• [The exercise]
In the listing below, locate the lines that hold the string "Tapper". Copy those lines.

• [Dataset records]
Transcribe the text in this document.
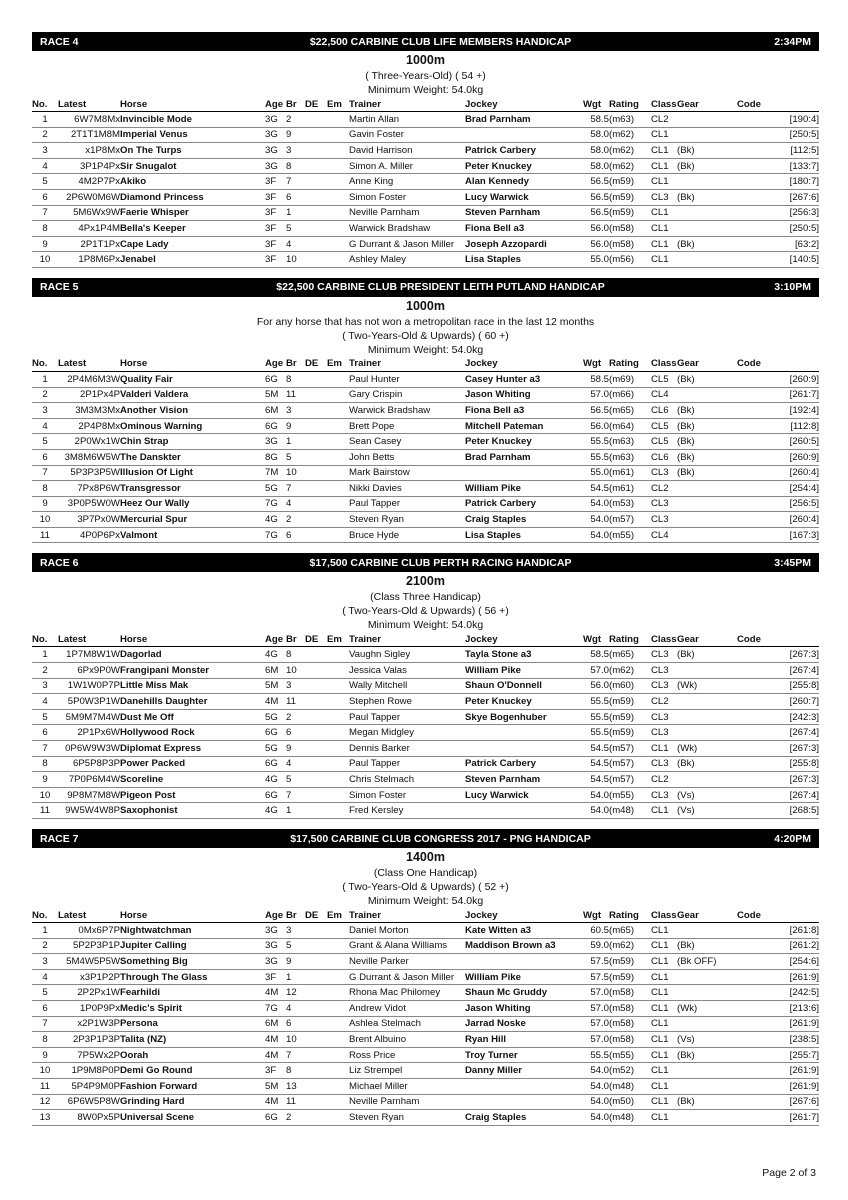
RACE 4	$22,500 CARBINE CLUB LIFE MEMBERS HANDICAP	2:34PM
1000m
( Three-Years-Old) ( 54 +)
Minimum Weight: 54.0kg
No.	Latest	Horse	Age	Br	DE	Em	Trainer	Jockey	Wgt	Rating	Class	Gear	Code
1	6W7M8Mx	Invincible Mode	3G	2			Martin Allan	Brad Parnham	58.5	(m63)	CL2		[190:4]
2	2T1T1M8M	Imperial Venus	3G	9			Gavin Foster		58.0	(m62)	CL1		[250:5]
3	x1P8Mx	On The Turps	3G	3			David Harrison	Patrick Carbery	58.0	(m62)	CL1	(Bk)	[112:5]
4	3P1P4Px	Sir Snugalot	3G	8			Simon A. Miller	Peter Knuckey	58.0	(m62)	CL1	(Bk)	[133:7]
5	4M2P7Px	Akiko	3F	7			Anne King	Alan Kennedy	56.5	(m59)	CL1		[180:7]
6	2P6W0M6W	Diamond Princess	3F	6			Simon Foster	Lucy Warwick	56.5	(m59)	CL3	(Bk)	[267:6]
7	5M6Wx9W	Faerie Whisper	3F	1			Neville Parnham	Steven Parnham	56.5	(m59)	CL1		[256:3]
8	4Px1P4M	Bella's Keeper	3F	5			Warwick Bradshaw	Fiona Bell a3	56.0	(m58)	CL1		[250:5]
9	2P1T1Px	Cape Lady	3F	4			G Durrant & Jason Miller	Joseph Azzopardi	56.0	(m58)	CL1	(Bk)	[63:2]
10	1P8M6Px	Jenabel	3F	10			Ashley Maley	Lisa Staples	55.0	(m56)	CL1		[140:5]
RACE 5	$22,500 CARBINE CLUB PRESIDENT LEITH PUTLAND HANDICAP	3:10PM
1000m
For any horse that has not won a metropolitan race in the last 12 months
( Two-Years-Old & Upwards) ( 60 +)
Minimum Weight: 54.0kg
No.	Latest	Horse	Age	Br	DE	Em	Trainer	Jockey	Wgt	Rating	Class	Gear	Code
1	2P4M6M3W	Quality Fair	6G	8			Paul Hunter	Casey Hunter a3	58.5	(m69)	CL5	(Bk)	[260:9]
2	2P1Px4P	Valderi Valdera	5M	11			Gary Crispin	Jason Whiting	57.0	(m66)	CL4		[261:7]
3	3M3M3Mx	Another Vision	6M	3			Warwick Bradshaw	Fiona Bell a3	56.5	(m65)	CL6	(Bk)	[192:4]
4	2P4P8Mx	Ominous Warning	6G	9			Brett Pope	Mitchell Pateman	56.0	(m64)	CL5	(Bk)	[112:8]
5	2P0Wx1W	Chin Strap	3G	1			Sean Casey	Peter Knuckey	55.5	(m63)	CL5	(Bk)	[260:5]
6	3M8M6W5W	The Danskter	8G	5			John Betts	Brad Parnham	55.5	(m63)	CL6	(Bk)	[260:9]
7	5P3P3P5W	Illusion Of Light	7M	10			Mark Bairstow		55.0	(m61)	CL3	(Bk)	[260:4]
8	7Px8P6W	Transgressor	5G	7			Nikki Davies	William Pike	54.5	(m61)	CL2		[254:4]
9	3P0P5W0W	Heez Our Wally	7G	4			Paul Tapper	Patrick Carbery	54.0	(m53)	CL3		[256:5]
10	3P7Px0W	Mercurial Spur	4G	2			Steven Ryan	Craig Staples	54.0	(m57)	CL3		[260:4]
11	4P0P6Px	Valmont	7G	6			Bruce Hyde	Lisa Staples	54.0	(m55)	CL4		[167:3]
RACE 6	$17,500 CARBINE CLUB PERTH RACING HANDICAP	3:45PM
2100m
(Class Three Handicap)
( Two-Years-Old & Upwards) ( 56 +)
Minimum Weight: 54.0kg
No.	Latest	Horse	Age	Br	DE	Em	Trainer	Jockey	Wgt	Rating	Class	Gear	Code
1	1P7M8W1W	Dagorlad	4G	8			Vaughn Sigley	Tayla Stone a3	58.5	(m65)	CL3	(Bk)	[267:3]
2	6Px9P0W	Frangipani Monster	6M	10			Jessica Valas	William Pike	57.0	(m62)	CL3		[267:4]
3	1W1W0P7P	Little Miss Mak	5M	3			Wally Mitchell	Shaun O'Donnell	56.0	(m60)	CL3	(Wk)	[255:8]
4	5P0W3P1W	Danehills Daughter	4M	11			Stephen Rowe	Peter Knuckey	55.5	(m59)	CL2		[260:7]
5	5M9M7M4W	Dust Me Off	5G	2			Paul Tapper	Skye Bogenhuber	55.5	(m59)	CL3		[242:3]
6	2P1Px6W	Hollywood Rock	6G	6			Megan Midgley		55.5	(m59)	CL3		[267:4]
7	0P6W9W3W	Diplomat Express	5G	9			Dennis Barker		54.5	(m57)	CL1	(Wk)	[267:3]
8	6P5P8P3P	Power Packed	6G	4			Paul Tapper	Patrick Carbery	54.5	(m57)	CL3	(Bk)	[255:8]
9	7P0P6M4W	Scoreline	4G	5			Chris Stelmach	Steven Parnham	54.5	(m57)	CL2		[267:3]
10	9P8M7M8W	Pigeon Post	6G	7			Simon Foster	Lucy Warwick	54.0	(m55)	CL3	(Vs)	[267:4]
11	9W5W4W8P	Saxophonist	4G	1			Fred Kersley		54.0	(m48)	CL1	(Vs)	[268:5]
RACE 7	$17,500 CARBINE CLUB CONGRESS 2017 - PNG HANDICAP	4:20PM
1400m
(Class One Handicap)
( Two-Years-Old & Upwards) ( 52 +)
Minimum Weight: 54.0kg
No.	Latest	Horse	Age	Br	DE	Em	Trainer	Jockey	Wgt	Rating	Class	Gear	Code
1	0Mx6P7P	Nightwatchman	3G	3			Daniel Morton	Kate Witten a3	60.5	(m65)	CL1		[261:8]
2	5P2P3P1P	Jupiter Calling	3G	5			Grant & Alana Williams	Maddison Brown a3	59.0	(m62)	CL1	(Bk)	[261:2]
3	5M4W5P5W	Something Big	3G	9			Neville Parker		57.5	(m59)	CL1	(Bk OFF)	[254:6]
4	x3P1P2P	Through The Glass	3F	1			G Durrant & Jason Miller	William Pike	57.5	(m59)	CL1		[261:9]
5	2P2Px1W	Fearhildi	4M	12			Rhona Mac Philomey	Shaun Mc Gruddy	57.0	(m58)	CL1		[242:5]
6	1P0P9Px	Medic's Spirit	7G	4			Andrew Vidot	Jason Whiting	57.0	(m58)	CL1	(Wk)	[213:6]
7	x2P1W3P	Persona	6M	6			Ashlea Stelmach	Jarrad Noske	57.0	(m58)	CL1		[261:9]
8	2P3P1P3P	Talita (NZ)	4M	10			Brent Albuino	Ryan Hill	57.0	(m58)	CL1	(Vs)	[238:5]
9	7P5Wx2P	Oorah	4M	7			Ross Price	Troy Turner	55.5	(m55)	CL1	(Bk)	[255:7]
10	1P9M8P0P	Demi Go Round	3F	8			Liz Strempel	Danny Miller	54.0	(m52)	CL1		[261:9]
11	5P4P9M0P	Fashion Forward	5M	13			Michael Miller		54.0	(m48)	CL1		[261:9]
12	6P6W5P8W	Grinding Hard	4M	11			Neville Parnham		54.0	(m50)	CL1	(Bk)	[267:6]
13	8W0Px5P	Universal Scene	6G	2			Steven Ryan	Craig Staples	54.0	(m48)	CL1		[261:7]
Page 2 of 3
--
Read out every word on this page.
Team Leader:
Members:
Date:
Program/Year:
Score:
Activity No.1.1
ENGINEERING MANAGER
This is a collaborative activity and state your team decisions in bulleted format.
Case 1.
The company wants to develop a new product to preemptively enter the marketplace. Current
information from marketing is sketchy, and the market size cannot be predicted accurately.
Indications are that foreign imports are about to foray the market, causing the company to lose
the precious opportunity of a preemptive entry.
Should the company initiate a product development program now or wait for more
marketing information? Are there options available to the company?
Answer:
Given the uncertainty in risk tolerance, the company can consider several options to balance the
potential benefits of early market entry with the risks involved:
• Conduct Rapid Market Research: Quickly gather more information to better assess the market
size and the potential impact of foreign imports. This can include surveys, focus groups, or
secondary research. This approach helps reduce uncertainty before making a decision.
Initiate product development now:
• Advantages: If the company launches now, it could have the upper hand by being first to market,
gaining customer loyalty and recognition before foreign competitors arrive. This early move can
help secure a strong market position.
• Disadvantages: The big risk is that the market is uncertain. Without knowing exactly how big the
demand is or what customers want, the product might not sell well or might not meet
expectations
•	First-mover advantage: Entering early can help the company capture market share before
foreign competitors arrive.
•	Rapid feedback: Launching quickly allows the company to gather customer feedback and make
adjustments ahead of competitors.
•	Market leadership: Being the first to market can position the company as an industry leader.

• [Result of the task]
9	3P0P5W0W	Heez Our Wally	7G	4			Paul Tapper	Patrick Carbery	54.0	(m53)	CL3		[256:5]
5	5M9M7M4W	Dust Me Off	5G	2			Paul Tapper	Skye Bogenhuber	55.5	(m59)	CL3		[242:3]
8	6P5P8P3P	Power Packed	6G	4			Paul Tapper	Patrick Carbery	54.5	(m57)	CL3	(Bk)	[255:8]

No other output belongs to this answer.